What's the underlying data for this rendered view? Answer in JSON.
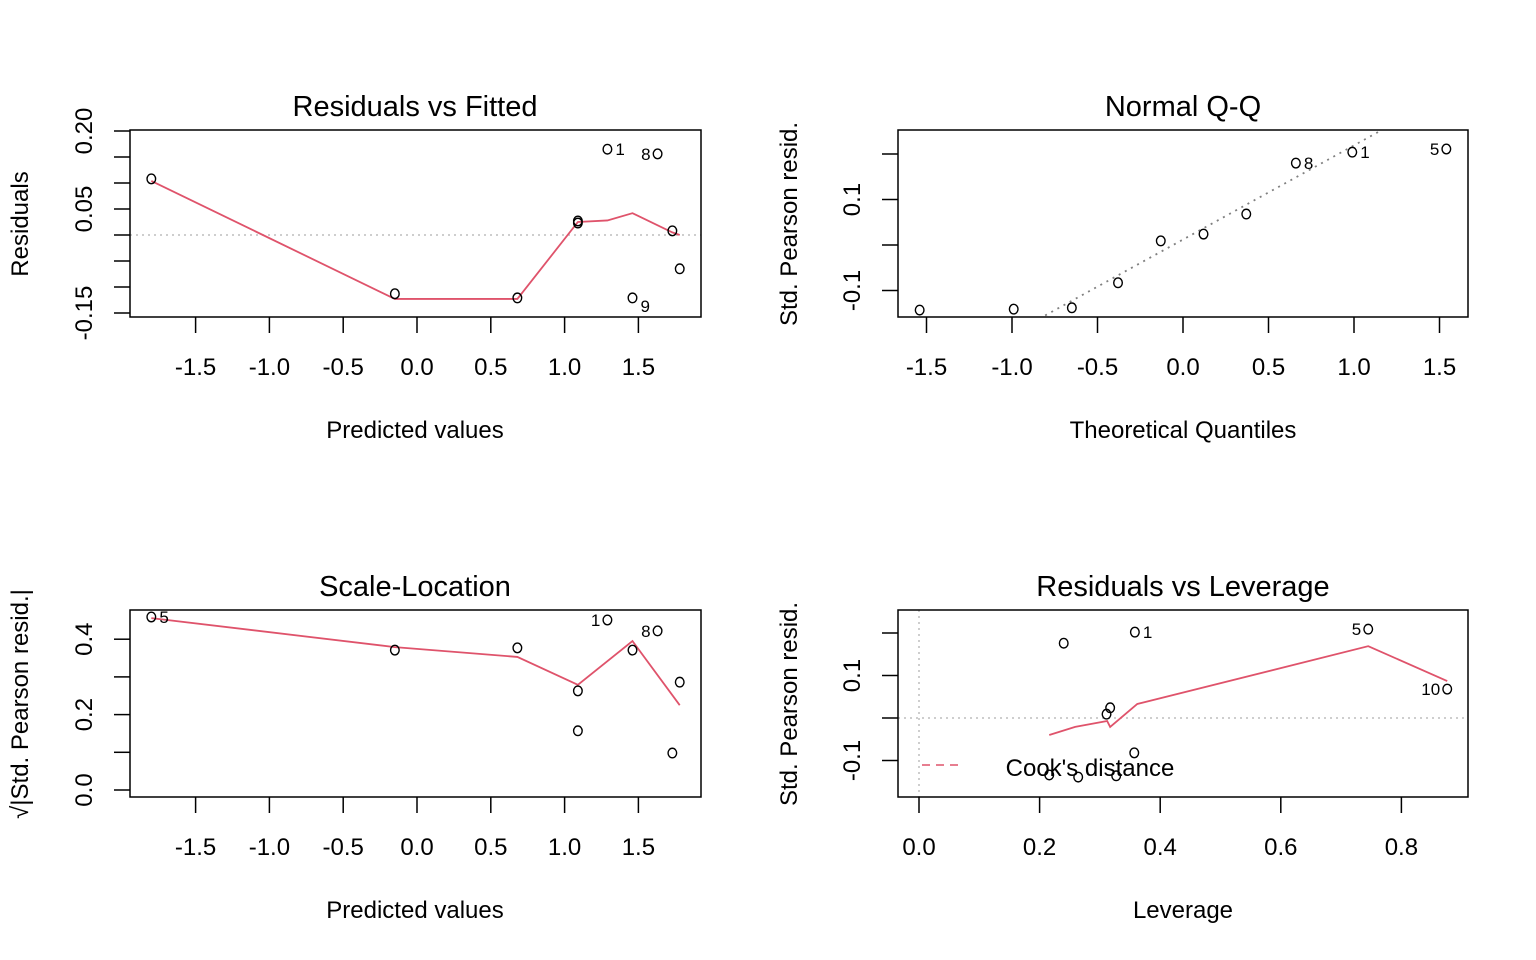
{
  "colors": {
    "smooth": "#DF536B",
    "points": "#000000",
    "reference": "#808080",
    "zero_line": "#BEBEBE"
  },
  "chart_data": [
    {
      "type": "scatter",
      "title": "Residuals vs Fitted",
      "xlabel": "Predicted values",
      "ylabel": "Residuals",
      "xticks": [
        -1.5,
        -1.0,
        -0.5,
        0.0,
        0.5,
        1.0,
        1.5
      ],
      "xtick_labels": [
        "-1.5",
        "-1.0",
        "-0.5",
        "0.0",
        "0.5",
        "1.0",
        "1.5"
      ],
      "yticks": [
        -0.15,
        -0.1,
        -0.05,
        0.0,
        0.05,
        0.1,
        0.15,
        0.2
      ],
      "ytick_labels": {
        "-0.15": "-0.15",
        "0.05": "0.05",
        "0.2": "0.20"
      },
      "points": [
        {
          "x": -1.8,
          "y": 0.108
        },
        {
          "x": -0.15,
          "y": -0.113
        },
        {
          "x": 0.68,
          "y": -0.121
        },
        {
          "x": 1.09,
          "y": 0.027
        },
        {
          "x": 1.09,
          "y": 0.023
        },
        {
          "x": 1.29,
          "y": 0.165,
          "label": "1",
          "label_pos": "right"
        },
        {
          "x": 1.63,
          "y": 0.156,
          "label": "8",
          "label_pos": "left"
        },
        {
          "x": 1.46,
          "y": -0.121,
          "label": "9",
          "label_pos": "below-right"
        },
        {
          "x": 1.73,
          "y": 0.008
        },
        {
          "x": 1.78,
          "y": -0.065
        }
      ],
      "smooth": {
        "x": [
          -1.8,
          -0.15,
          0.68,
          1.09,
          1.29,
          1.46,
          1.73,
          1.78
        ],
        "y": [
          0.104,
          -0.123,
          -0.123,
          0.025,
          0.028,
          0.042,
          0.005,
          0.0
        ]
      },
      "hline": 0
    },
    {
      "type": "scatter",
      "title": "Normal Q-Q",
      "xlabel": "Theoretical Quantiles",
      "ylabel": "Std. Pearson resid.",
      "xticks": [
        -1.5,
        -1.0,
        -0.5,
        0.0,
        0.5,
        1.0,
        1.5
      ],
      "xtick_labels": [
        "-1.5",
        "-1.0",
        "-0.5",
        "0.0",
        "0.5",
        "1.0",
        "1.5"
      ],
      "yticks": [
        -0.1,
        0.0,
        0.1,
        0.2
      ],
      "ytick_labels": {
        "-0.1": "-0.1",
        "0.1": "0.1"
      },
      "points": [
        {
          "x": -1.54,
          "y": -0.143
        },
        {
          "x": -0.99,
          "y": -0.141
        },
        {
          "x": -0.65,
          "y": -0.138
        },
        {
          "x": -0.38,
          "y": -0.083
        },
        {
          "x": -0.13,
          "y": 0.009
        },
        {
          "x": 0.12,
          "y": 0.024
        },
        {
          "x": 0.37,
          "y": 0.068
        },
        {
          "x": 0.66,
          "y": 0.18,
          "label": "8",
          "label_pos": "right"
        },
        {
          "x": 0.99,
          "y": 0.204,
          "label": "1",
          "label_pos": "right"
        },
        {
          "x": 1.54,
          "y": 0.211,
          "label": "5",
          "label_pos": "left"
        }
      ],
      "reference_line": {
        "intercept": 0.012,
        "slope": 0.207
      }
    },
    {
      "type": "scatter",
      "title": "Scale-Location",
      "xlabel": "Predicted values",
      "ylabel": "√|Std. Pearson resid.|",
      "xticks": [
        -1.5,
        -1.0,
        -0.5,
        0.0,
        0.5,
        1.0,
        1.5
      ],
      "xtick_labels": [
        "-1.5",
        "-1.0",
        "-0.5",
        "0.0",
        "0.5",
        "1.0",
        "1.5"
      ],
      "yticks": [
        0.0,
        0.1,
        0.2,
        0.3,
        0.4
      ],
      "ytick_labels": {
        "0": "0.0",
        "0.2": "0.2",
        "0.4": "0.4"
      },
      "points": [
        {
          "x": -1.8,
          "y": 0.459,
          "label": "5",
          "label_pos": "right"
        },
        {
          "x": -0.15,
          "y": 0.371
        },
        {
          "x": 0.68,
          "y": 0.377
        },
        {
          "x": 1.09,
          "y": 0.263
        },
        {
          "x": 1.09,
          "y": 0.157
        },
        {
          "x": 1.29,
          "y": 0.451,
          "label": "1",
          "label_pos": "left"
        },
        {
          "x": 1.63,
          "y": 0.422,
          "label": "8",
          "label_pos": "left"
        },
        {
          "x": 1.46,
          "y": 0.371
        },
        {
          "x": 1.78,
          "y": 0.286
        },
        {
          "x": 1.73,
          "y": 0.098
        }
      ],
      "smooth": {
        "x": [
          -1.8,
          -0.15,
          0.68,
          1.09,
          1.46,
          1.78
        ],
        "y": [
          0.456,
          0.379,
          0.353,
          0.279,
          0.395,
          0.225
        ]
      }
    },
    {
      "type": "scatter",
      "title": "Residuals vs Leverage",
      "xlabel": "Leverage",
      "ylabel": "Std. Pearson resid.",
      "xticks": [
        0.0,
        0.2,
        0.4,
        0.6,
        0.8
      ],
      "xtick_labels": [
        "0.0",
        "0.2",
        "0.4",
        "0.6",
        "0.8"
      ],
      "yticks": [
        -0.1,
        0.0,
        0.1,
        0.2
      ],
      "ytick_labels": {
        "-0.1": "-0.1",
        "0.1": "0.1"
      },
      "points": [
        {
          "x": 0.24,
          "y": 0.176
        },
        {
          "x": 0.358,
          "y": 0.202,
          "label": "1",
          "label_pos": "right"
        },
        {
          "x": 0.745,
          "y": 0.209,
          "label": "5",
          "label_pos": "left"
        },
        {
          "x": 0.876,
          "y": 0.068,
          "label": "10",
          "label_pos": "left"
        },
        {
          "x": 0.317,
          "y": 0.024
        },
        {
          "x": 0.311,
          "y": 0.009
        },
        {
          "x": 0.357,
          "y": -0.082
        },
        {
          "x": 0.216,
          "y": -0.134
        },
        {
          "x": 0.264,
          "y": -0.139
        },
        {
          "x": 0.327,
          "y": -0.136
        }
      ],
      "smooth": {
        "x": [
          0.216,
          0.259,
          0.312,
          0.317,
          0.362,
          0.745,
          0.876
        ],
        "y": [
          -0.04,
          -0.021,
          -0.007,
          -0.021,
          0.033,
          0.169,
          0.087
        ]
      },
      "hline": 0,
      "vline": 0,
      "legend": {
        "label": "Cook's distance",
        "style": "dashed",
        "placement": "bottom-left"
      }
    }
  ]
}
----
• Problem details:
Transcribe the full listing above exactly as it stands, minus the pictures.

• Reply to the task:
What's the underlying data for this rendered view? Answer in JSON.
{
  "colors": {
    "smooth": "#DF536B",
    "points": "#000000",
    "reference": "#808080",
    "zero_line": "#BEBEBE"
  },
  "chart_data": [
    {
      "type": "scatter",
      "title": "Residuals vs Fitted",
      "xlabel": "Predicted values",
      "ylabel": "Residuals",
      "xticks": [
        -1.5,
        -1.0,
        -0.5,
        0.0,
        0.5,
        1.0,
        1.5
      ],
      "xtick_labels": [
        "-1.5",
        "-1.0",
        "-0.5",
        "0.0",
        "0.5",
        "1.0",
        "1.5"
      ],
      "yticks": [
        -0.15,
        -0.1,
        -0.05,
        0.0,
        0.05,
        0.1,
        0.15,
        0.2
      ],
      "ytick_labels": {
        "-0.15": "-0.15",
        "0.05": "0.05",
        "0.2": "0.20"
      },
      "points": [
        {
          "x": -1.8,
          "y": 0.108
        },
        {
          "x": -0.15,
          "y": -0.113
        },
        {
          "x": 0.68,
          "y": -0.121
        },
        {
          "x": 1.09,
          "y": 0.027
        },
        {
          "x": 1.09,
          "y": 0.023
        },
        {
          "x": 1.29,
          "y": 0.165,
          "label": "1",
          "label_pos": "right"
        },
        {
          "x": 1.63,
          "y": 0.156,
          "label": "8",
          "label_pos": "left"
        },
        {
          "x": 1.46,
          "y": -0.121,
          "label": "9",
          "label_pos": "below-right"
        },
        {
          "x": 1.73,
          "y": 0.008
        },
        {
          "x": 1.78,
          "y": -0.065
        }
      ],
      "smooth": {
        "x": [
          -1.8,
          -0.15,
          0.68,
          1.09,
          1.29,
          1.46,
          1.73,
          1.78
        ],
        "y": [
          0.104,
          -0.123,
          -0.123,
          0.025,
          0.028,
          0.042,
          0.005,
          0.0
        ]
      },
      "hline": 0
    },
    {
      "type": "scatter",
      "title": "Normal Q-Q",
      "xlabel": "Theoretical Quantiles",
      "ylabel": "Std. Pearson resid.",
      "xticks": [
        -1.5,
        -1.0,
        -0.5,
        0.0,
        0.5,
        1.0,
        1.5
      ],
      "xtick_labels": [
        "-1.5",
        "-1.0",
        "-0.5",
        "0.0",
        "0.5",
        "1.0",
        "1.5"
      ],
      "yticks": [
        -0.1,
        0.0,
        0.1,
        0.2
      ],
      "ytick_labels": {
        "-0.1": "-0.1",
        "0.1": "0.1"
      },
      "points": [
        {
          "x": -1.54,
          "y": -0.143
        },
        {
          "x": -0.99,
          "y": -0.141
        },
        {
          "x": -0.65,
          "y": -0.138
        },
        {
          "x": -0.38,
          "y": -0.083
        },
        {
          "x": -0.13,
          "y": 0.009
        },
        {
          "x": 0.12,
          "y": 0.024
        },
        {
          "x": 0.37,
          "y": 0.068
        },
        {
          "x": 0.66,
          "y": 0.18,
          "label": "8",
          "label_pos": "right"
        },
        {
          "x": 0.99,
          "y": 0.204,
          "label": "1",
          "label_pos": "right"
        },
        {
          "x": 1.54,
          "y": 0.211,
          "label": "5",
          "label_pos": "left"
        }
      ],
      "reference_line": {
        "intercept": 0.012,
        "slope": 0.207
      }
    },
    {
      "type": "scatter",
      "title": "Scale-Location",
      "xlabel": "Predicted values",
      "ylabel": "√|Std. Pearson resid.|",
      "xticks": [
        -1.5,
        -1.0,
        -0.5,
        0.0,
        0.5,
        1.0,
        1.5
      ],
      "xtick_labels": [
        "-1.5",
        "-1.0",
        "-0.5",
        "0.0",
        "0.5",
        "1.0",
        "1.5"
      ],
      "yticks": [
        0.0,
        0.1,
        0.2,
        0.3,
        0.4
      ],
      "ytick_labels": {
        "0": "0.0",
        "0.2": "0.2",
        "0.4": "0.4"
      },
      "points": [
        {
          "x": -1.8,
          "y": 0.459,
          "label": "5",
          "label_pos": "right"
        },
        {
          "x": -0.15,
          "y": 0.371
        },
        {
          "x": 0.68,
          "y": 0.377
        },
        {
          "x": 1.09,
          "y": 0.263
        },
        {
          "x": 1.09,
          "y": 0.157
        },
        {
          "x": 1.29,
          "y": 0.451,
          "label": "1",
          "label_pos": "left"
        },
        {
          "x": 1.63,
          "y": 0.422,
          "label": "8",
          "label_pos": "left"
        },
        {
          "x": 1.46,
          "y": 0.371
        },
        {
          "x": 1.78,
          "y": 0.286
        },
        {
          "x": 1.73,
          "y": 0.098
        }
      ],
      "smooth": {
        "x": [
          -1.8,
          -0.15,
          0.68,
          1.09,
          1.46,
          1.78
        ],
        "y": [
          0.456,
          0.379,
          0.353,
          0.279,
          0.395,
          0.225
        ]
      }
    },
    {
      "type": "scatter",
      "title": "Residuals vs Leverage",
      "xlabel": "Leverage",
      "ylabel": "Std. Pearson resid.",
      "xticks": [
        0.0,
        0.2,
        0.4,
        0.6,
        0.8
      ],
      "xtick_labels": [
        "0.0",
        "0.2",
        "0.4",
        "0.6",
        "0.8"
      ],
      "yticks": [
        -0.1,
        0.0,
        0.1,
        0.2
      ],
      "ytick_labels": {
        "-0.1": "-0.1",
        "0.1": "0.1"
      },
      "points": [
        {
          "x": 0.24,
          "y": 0.176
        },
        {
          "x": 0.358,
          "y": 0.202,
          "label": "1",
          "label_pos": "right"
        },
        {
          "x": 0.745,
          "y": 0.209,
          "label": "5",
          "label_pos": "left"
        },
        {
          "x": 0.876,
          "y": 0.068,
          "label": "10",
          "label_pos": "left"
        },
        {
          "x": 0.317,
          "y": 0.024
        },
        {
          "x": 0.311,
          "y": 0.009
        },
        {
          "x": 0.357,
          "y": -0.082
        },
        {
          "x": 0.216,
          "y": -0.134
        },
        {
          "x": 0.264,
          "y": -0.139
        },
        {
          "x": 0.327,
          "y": -0.136
        }
      ],
      "smooth": {
        "x": [
          0.216,
          0.259,
          0.312,
          0.317,
          0.362,
          0.745,
          0.876
        ],
        "y": [
          -0.04,
          -0.021,
          -0.007,
          -0.021,
          0.033,
          0.169,
          0.087
        ]
      },
      "hline": 0,
      "vline": 0,
      "legend": {
        "label": "Cook's distance",
        "style": "dashed",
        "placement": "bottom-left"
      }
    }
  ]
}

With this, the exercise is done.